>> Begin Extracted records

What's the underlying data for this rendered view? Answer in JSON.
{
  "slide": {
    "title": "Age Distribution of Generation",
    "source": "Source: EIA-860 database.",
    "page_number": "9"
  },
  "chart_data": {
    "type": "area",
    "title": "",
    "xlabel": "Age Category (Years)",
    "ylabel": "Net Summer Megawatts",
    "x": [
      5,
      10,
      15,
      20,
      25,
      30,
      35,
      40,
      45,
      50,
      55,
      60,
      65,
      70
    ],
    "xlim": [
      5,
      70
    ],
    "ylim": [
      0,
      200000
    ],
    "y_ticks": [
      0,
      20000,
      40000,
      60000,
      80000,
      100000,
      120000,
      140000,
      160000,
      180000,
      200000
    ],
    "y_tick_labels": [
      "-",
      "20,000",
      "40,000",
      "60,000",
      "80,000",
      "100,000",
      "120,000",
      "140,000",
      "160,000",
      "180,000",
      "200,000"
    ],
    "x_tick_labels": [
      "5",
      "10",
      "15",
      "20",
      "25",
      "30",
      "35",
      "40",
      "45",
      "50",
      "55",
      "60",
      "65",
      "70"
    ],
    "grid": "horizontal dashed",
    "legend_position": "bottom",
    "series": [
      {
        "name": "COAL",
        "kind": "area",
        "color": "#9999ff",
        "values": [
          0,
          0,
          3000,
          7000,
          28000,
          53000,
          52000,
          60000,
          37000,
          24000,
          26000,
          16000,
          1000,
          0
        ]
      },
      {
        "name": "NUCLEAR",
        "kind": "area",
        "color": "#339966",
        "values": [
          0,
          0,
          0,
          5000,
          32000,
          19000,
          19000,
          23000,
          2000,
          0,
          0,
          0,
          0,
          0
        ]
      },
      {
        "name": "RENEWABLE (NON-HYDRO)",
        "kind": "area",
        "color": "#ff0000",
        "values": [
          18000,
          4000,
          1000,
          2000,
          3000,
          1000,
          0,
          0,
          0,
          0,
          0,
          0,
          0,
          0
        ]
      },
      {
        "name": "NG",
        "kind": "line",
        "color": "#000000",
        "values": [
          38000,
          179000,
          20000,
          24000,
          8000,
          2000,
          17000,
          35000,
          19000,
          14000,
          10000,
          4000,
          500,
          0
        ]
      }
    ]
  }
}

>> End Extracted records

What to do:
Extract the complete data, matching each line exactly.

Written answer:
What's the underlying data for this rendered view? Answer in JSON.
{
  "slide": {
    "title": "Age Distribution of Generation",
    "source": "Source: EIA-860 database.",
    "page_number": "9"
  },
  "chart_data": {
    "type": "area",
    "title": "",
    "xlabel": "Age Category (Years)",
    "ylabel": "Net Summer Megawatts",
    "x": [
      5,
      10,
      15,
      20,
      25,
      30,
      35,
      40,
      45,
      50,
      55,
      60,
      65,
      70
    ],
    "xlim": [
      5,
      70
    ],
    "ylim": [
      0,
      200000
    ],
    "y_ticks": [
      0,
      20000,
      40000,
      60000,
      80000,
      100000,
      120000,
      140000,
      160000,
      180000,
      200000
    ],
    "y_tick_labels": [
      "-",
      "20,000",
      "40,000",
      "60,000",
      "80,000",
      "100,000",
      "120,000",
      "140,000",
      "160,000",
      "180,000",
      "200,000"
    ],
    "x_tick_labels": [
      "5",
      "10",
      "15",
      "20",
      "25",
      "30",
      "35",
      "40",
      "45",
      "50",
      "55",
      "60",
      "65",
      "70"
    ],
    "grid": "horizontal dashed",
    "legend_position": "bottom",
    "series": [
      {
        "name": "COAL",
        "kind": "area",
        "color": "#9999ff",
        "values": [
          0,
          0,
          3000,
          7000,
          28000,
          53000,
          52000,
          60000,
          37000,
          24000,
          26000,
          16000,
          1000,
          0
        ]
      },
      {
        "name": "NUCLEAR",
        "kind": "area",
        "color": "#339966",
        "values": [
          0,
          0,
          0,
          5000,
          32000,
          19000,
          19000,
          23000,
          2000,
          0,
          0,
          0,
          0,
          0
        ]
      },
      {
        "name": "RENEWABLE (NON-HYDRO)",
        "kind": "area",
        "color": "#ff0000",
        "values": [
          18000,
          4000,
          1000,
          2000,
          3000,
          1000,
          0,
          0,
          0,
          0,
          0,
          0,
          0,
          0
        ]
      },
      {
        "name": "NG",
        "kind": "line",
        "color": "#000000",
        "values": [
          38000,
          179000,
          20000,
          24000,
          8000,
          2000,
          17000,
          35000,
          19000,
          14000,
          10000,
          4000,
          500,
          0
        ]
      }
    ]
  }
}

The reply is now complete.